Job – Leave out the pictures and reproduce all of the data exactly.

-- Begin Extracted records --

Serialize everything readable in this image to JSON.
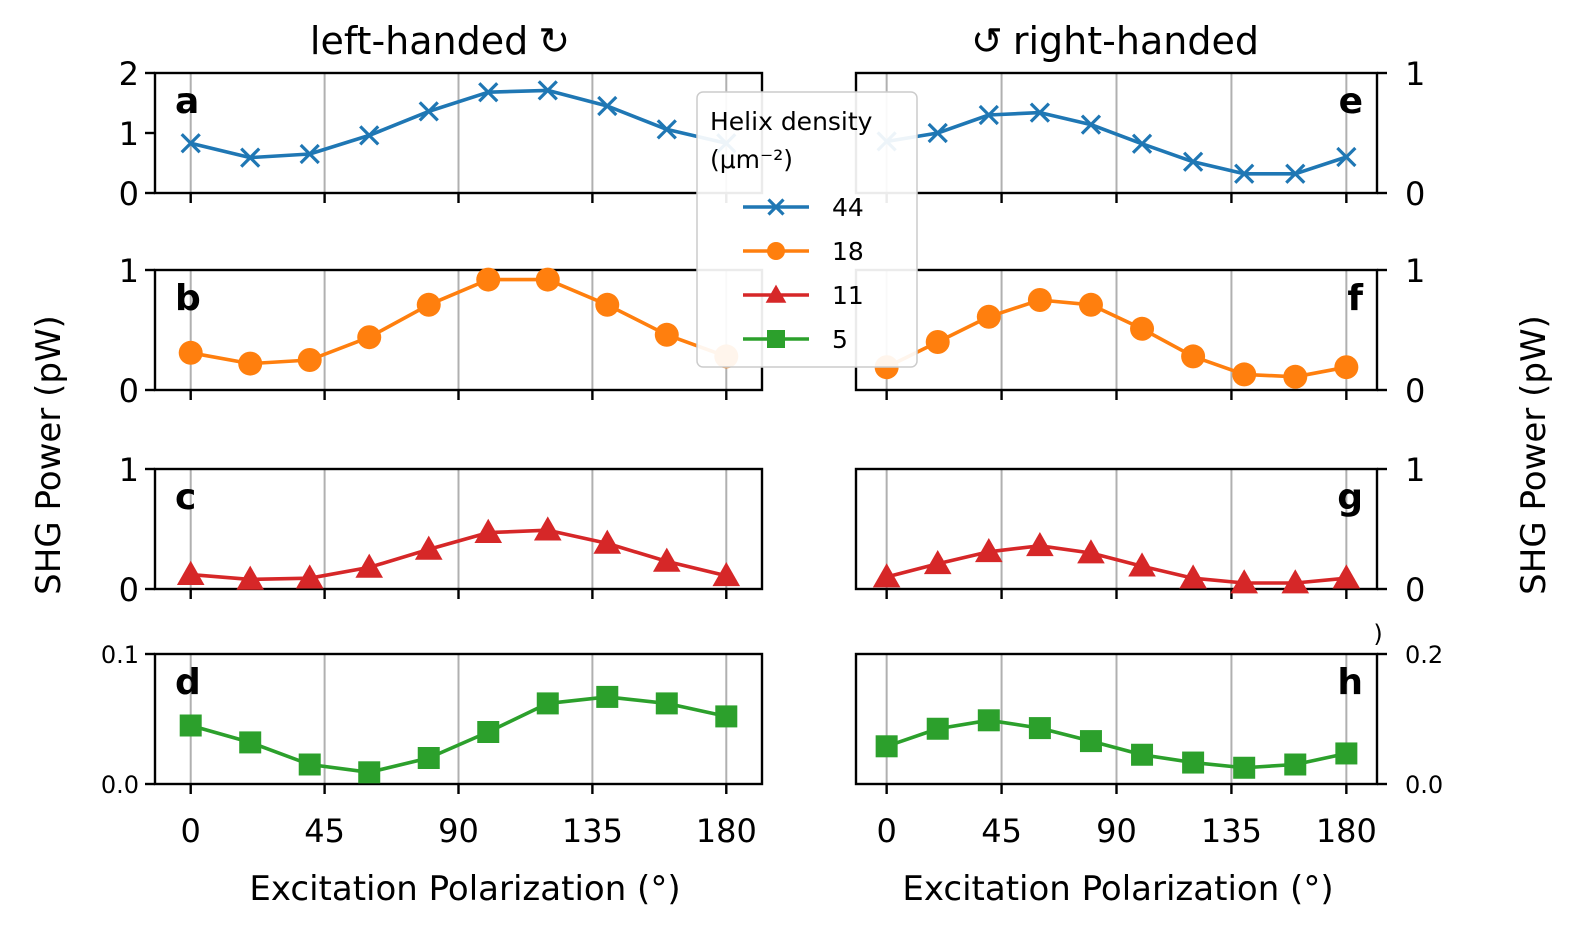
{
  "titles": {
    "left": "left-handed",
    "right": "right-handed",
    "left_arrow": "↻",
    "right_arrow": "↺"
  },
  "axis_labels": {
    "x": "Excitation Polarization (°)",
    "y": "SHG Power (pW)",
    "stray_mark": ")"
  },
  "legend": {
    "title_line1": "Helix density",
    "title_line2": "(μm⁻²)",
    "entries": [
      {
        "label": "44",
        "color": "#1f77b4",
        "marker": "x"
      },
      {
        "label": "18",
        "color": "#ff7f0e",
        "marker": "circle"
      },
      {
        "label": "11",
        "color": "#d62728",
        "marker": "triangle"
      },
      {
        "label": "5",
        "color": "#2ca02c",
        "marker": "square"
      }
    ]
  },
  "chart_data": [
    {
      "type": "line",
      "panel": "a",
      "column": "left",
      "series_name": "44",
      "color": "#1f77b4",
      "marker": "x",
      "x": [
        0,
        20,
        40,
        60,
        80,
        100,
        120,
        140,
        160,
        180
      ],
      "y": [
        0.83,
        0.59,
        0.65,
        0.96,
        1.36,
        1.68,
        1.71,
        1.45,
        1.06,
        0.83
      ],
      "ylim": [
        0,
        2
      ],
      "yticks": [
        "0",
        "1",
        "2"
      ],
      "ytick_values": [
        0,
        1,
        2
      ],
      "yaxis_side": "left"
    },
    {
      "type": "line",
      "panel": "b",
      "column": "left",
      "series_name": "18",
      "color": "#ff7f0e",
      "marker": "circle",
      "x": [
        0,
        20,
        40,
        60,
        80,
        100,
        120,
        140,
        160,
        180
      ],
      "y": [
        0.31,
        0.22,
        0.25,
        0.44,
        0.71,
        0.92,
        0.92,
        0.71,
        0.46,
        0.28
      ],
      "ylim": [
        0,
        1
      ],
      "yticks": [
        "0",
        "1"
      ],
      "ytick_values": [
        0,
        1
      ],
      "yaxis_side": "left"
    },
    {
      "type": "line",
      "panel": "c",
      "column": "left",
      "series_name": "11",
      "color": "#d62728",
      "marker": "triangle",
      "x": [
        0,
        20,
        40,
        60,
        80,
        100,
        120,
        140,
        160,
        180
      ],
      "y": [
        0.12,
        0.08,
        0.09,
        0.18,
        0.33,
        0.47,
        0.49,
        0.38,
        0.23,
        0.11
      ],
      "ylim": [
        0,
        1
      ],
      "yticks": [
        "0",
        "1"
      ],
      "ytick_values": [
        0,
        1
      ],
      "yaxis_side": "left"
    },
    {
      "type": "line",
      "panel": "d",
      "column": "left",
      "series_name": "5",
      "color": "#2ca02c",
      "marker": "square",
      "x": [
        0,
        20,
        40,
        60,
        80,
        100,
        120,
        140,
        160,
        180
      ],
      "y": [
        0.045,
        0.032,
        0.015,
        0.009,
        0.02,
        0.04,
        0.062,
        0.067,
        0.062,
        0.052
      ],
      "err": [
        0.005,
        0.004,
        0.004,
        0.003,
        0.004,
        0.005,
        0.007,
        0.007,
        0.006,
        0.006
      ],
      "ylim": [
        0,
        0.1
      ],
      "yticks": [
        "0.0",
        "0.1"
      ],
      "ytick_values": [
        0,
        0.1
      ],
      "yaxis_side": "left"
    },
    {
      "type": "line",
      "panel": "e",
      "column": "right",
      "series_name": "44",
      "color": "#1f77b4",
      "marker": "x",
      "x": [
        0,
        20,
        40,
        60,
        80,
        100,
        120,
        140,
        160,
        180
      ],
      "y": [
        0.43,
        0.5,
        0.65,
        0.67,
        0.57,
        0.41,
        0.26,
        0.16,
        0.16,
        0.3
      ],
      "ylim": [
        0,
        1
      ],
      "yticks": [
        "0",
        "1"
      ],
      "ytick_values": [
        0,
        1
      ],
      "yaxis_side": "right"
    },
    {
      "type": "line",
      "panel": "f",
      "column": "right",
      "series_name": "18",
      "color": "#ff7f0e",
      "marker": "circle",
      "x": [
        0,
        20,
        40,
        60,
        80,
        100,
        120,
        140,
        160,
        180
      ],
      "y": [
        0.19,
        0.4,
        0.61,
        0.75,
        0.71,
        0.51,
        0.28,
        0.13,
        0.11,
        0.19
      ],
      "ylim": [
        0,
        1
      ],
      "yticks": [
        "0",
        "1"
      ],
      "ytick_values": [
        0,
        1
      ],
      "yaxis_side": "right"
    },
    {
      "type": "line",
      "panel": "g",
      "column": "right",
      "series_name": "11",
      "color": "#d62728",
      "marker": "triangle",
      "x": [
        0,
        20,
        40,
        60,
        80,
        100,
        120,
        140,
        160,
        180
      ],
      "y": [
        0.1,
        0.21,
        0.31,
        0.36,
        0.3,
        0.19,
        0.09,
        0.05,
        0.05,
        0.09
      ],
      "ylim": [
        0,
        1
      ],
      "yticks": [
        "0",
        "1"
      ],
      "ytick_values": [
        0,
        1
      ],
      "yaxis_side": "right"
    },
    {
      "type": "line",
      "panel": "h",
      "column": "right",
      "series_name": "5",
      "color": "#2ca02c",
      "marker": "square",
      "x": [
        0,
        20,
        40,
        60,
        80,
        100,
        120,
        140,
        160,
        180
      ],
      "y": [
        0.058,
        0.085,
        0.098,
        0.086,
        0.066,
        0.045,
        0.033,
        0.025,
        0.03,
        0.047
      ],
      "err": [
        0,
        0,
        0,
        0,
        0,
        0,
        0,
        0,
        0,
        0
      ],
      "ylim": [
        0,
        0.2
      ],
      "yticks": [
        "0.0",
        "0.2"
      ],
      "ytick_values": [
        0,
        0.2
      ],
      "yaxis_side": "right"
    }
  ],
  "x_axis": {
    "xlim": [
      -12,
      192
    ],
    "tick_values": [
      0,
      45,
      90,
      135,
      180
    ],
    "tick_labels": [
      "0",
      "45",
      "90",
      "135",
      "180"
    ]
  }
}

-- End Extracted records --

Worked solution –
Serialize everything readable in this image to JSON.
{
  "titles": {
    "left": "left-handed",
    "right": "right-handed",
    "left_arrow": "↻",
    "right_arrow": "↺"
  },
  "axis_labels": {
    "x": "Excitation Polarization (°)",
    "y": "SHG Power (pW)",
    "stray_mark": ")"
  },
  "legend": {
    "title_line1": "Helix density",
    "title_line2": "(μm⁻²)",
    "entries": [
      {
        "label": "44",
        "color": "#1f77b4",
        "marker": "x"
      },
      {
        "label": "18",
        "color": "#ff7f0e",
        "marker": "circle"
      },
      {
        "label": "11",
        "color": "#d62728",
        "marker": "triangle"
      },
      {
        "label": "5",
        "color": "#2ca02c",
        "marker": "square"
      }
    ]
  },
  "chart_data": [
    {
      "type": "line",
      "panel": "a",
      "column": "left",
      "series_name": "44",
      "color": "#1f77b4",
      "marker": "x",
      "x": [
        0,
        20,
        40,
        60,
        80,
        100,
        120,
        140,
        160,
        180
      ],
      "y": [
        0.83,
        0.59,
        0.65,
        0.96,
        1.36,
        1.68,
        1.71,
        1.45,
        1.06,
        0.83
      ],
      "ylim": [
        0,
        2
      ],
      "yticks": [
        "0",
        "1",
        "2"
      ],
      "ytick_values": [
        0,
        1,
        2
      ],
      "yaxis_side": "left"
    },
    {
      "type": "line",
      "panel": "b",
      "column": "left",
      "series_name": "18",
      "color": "#ff7f0e",
      "marker": "circle",
      "x": [
        0,
        20,
        40,
        60,
        80,
        100,
        120,
        140,
        160,
        180
      ],
      "y": [
        0.31,
        0.22,
        0.25,
        0.44,
        0.71,
        0.92,
        0.92,
        0.71,
        0.46,
        0.28
      ],
      "ylim": [
        0,
        1
      ],
      "yticks": [
        "0",
        "1"
      ],
      "ytick_values": [
        0,
        1
      ],
      "yaxis_side": "left"
    },
    {
      "type": "line",
      "panel": "c",
      "column": "left",
      "series_name": "11",
      "color": "#d62728",
      "marker": "triangle",
      "x": [
        0,
        20,
        40,
        60,
        80,
        100,
        120,
        140,
        160,
        180
      ],
      "y": [
        0.12,
        0.08,
        0.09,
        0.18,
        0.33,
        0.47,
        0.49,
        0.38,
        0.23,
        0.11
      ],
      "ylim": [
        0,
        1
      ],
      "yticks": [
        "0",
        "1"
      ],
      "ytick_values": [
        0,
        1
      ],
      "yaxis_side": "left"
    },
    {
      "type": "line",
      "panel": "d",
      "column": "left",
      "series_name": "5",
      "color": "#2ca02c",
      "marker": "square",
      "x": [
        0,
        20,
        40,
        60,
        80,
        100,
        120,
        140,
        160,
        180
      ],
      "y": [
        0.045,
        0.032,
        0.015,
        0.009,
        0.02,
        0.04,
        0.062,
        0.067,
        0.062,
        0.052
      ],
      "err": [
        0.005,
        0.004,
        0.004,
        0.003,
        0.004,
        0.005,
        0.007,
        0.007,
        0.006,
        0.006
      ],
      "ylim": [
        0,
        0.1
      ],
      "yticks": [
        "0.0",
        "0.1"
      ],
      "ytick_values": [
        0,
        0.1
      ],
      "yaxis_side": "left"
    },
    {
      "type": "line",
      "panel": "e",
      "column": "right",
      "series_name": "44",
      "color": "#1f77b4",
      "marker": "x",
      "x": [
        0,
        20,
        40,
        60,
        80,
        100,
        120,
        140,
        160,
        180
      ],
      "y": [
        0.43,
        0.5,
        0.65,
        0.67,
        0.57,
        0.41,
        0.26,
        0.16,
        0.16,
        0.3
      ],
      "ylim": [
        0,
        1
      ],
      "yticks": [
        "0",
        "1"
      ],
      "ytick_values": [
        0,
        1
      ],
      "yaxis_side": "right"
    },
    {
      "type": "line",
      "panel": "f",
      "column": "right",
      "series_name": "18",
      "color": "#ff7f0e",
      "marker": "circle",
      "x": [
        0,
        20,
        40,
        60,
        80,
        100,
        120,
        140,
        160,
        180
      ],
      "y": [
        0.19,
        0.4,
        0.61,
        0.75,
        0.71,
        0.51,
        0.28,
        0.13,
        0.11,
        0.19
      ],
      "ylim": [
        0,
        1
      ],
      "yticks": [
        "0",
        "1"
      ],
      "ytick_values": [
        0,
        1
      ],
      "yaxis_side": "right"
    },
    {
      "type": "line",
      "panel": "g",
      "column": "right",
      "series_name": "11",
      "color": "#d62728",
      "marker": "triangle",
      "x": [
        0,
        20,
        40,
        60,
        80,
        100,
        120,
        140,
        160,
        180
      ],
      "y": [
        0.1,
        0.21,
        0.31,
        0.36,
        0.3,
        0.19,
        0.09,
        0.05,
        0.05,
        0.09
      ],
      "ylim": [
        0,
        1
      ],
      "yticks": [
        "0",
        "1"
      ],
      "ytick_values": [
        0,
        1
      ],
      "yaxis_side": "right"
    },
    {
      "type": "line",
      "panel": "h",
      "column": "right",
      "series_name": "5",
      "color": "#2ca02c",
      "marker": "square",
      "x": [
        0,
        20,
        40,
        60,
        80,
        100,
        120,
        140,
        160,
        180
      ],
      "y": [
        0.058,
        0.085,
        0.098,
        0.086,
        0.066,
        0.045,
        0.033,
        0.025,
        0.03,
        0.047
      ],
      "err": [
        0,
        0,
        0,
        0,
        0,
        0,
        0,
        0,
        0,
        0
      ],
      "ylim": [
        0,
        0.2
      ],
      "yticks": [
        "0.0",
        "0.2"
      ],
      "ytick_values": [
        0,
        0.2
      ],
      "yaxis_side": "right"
    }
  ],
  "x_axis": {
    "xlim": [
      -12,
      192
    ],
    "tick_values": [
      0,
      45,
      90,
      135,
      180
    ],
    "tick_labels": [
      "0",
      "45",
      "90",
      "135",
      "180"
    ]
  }
}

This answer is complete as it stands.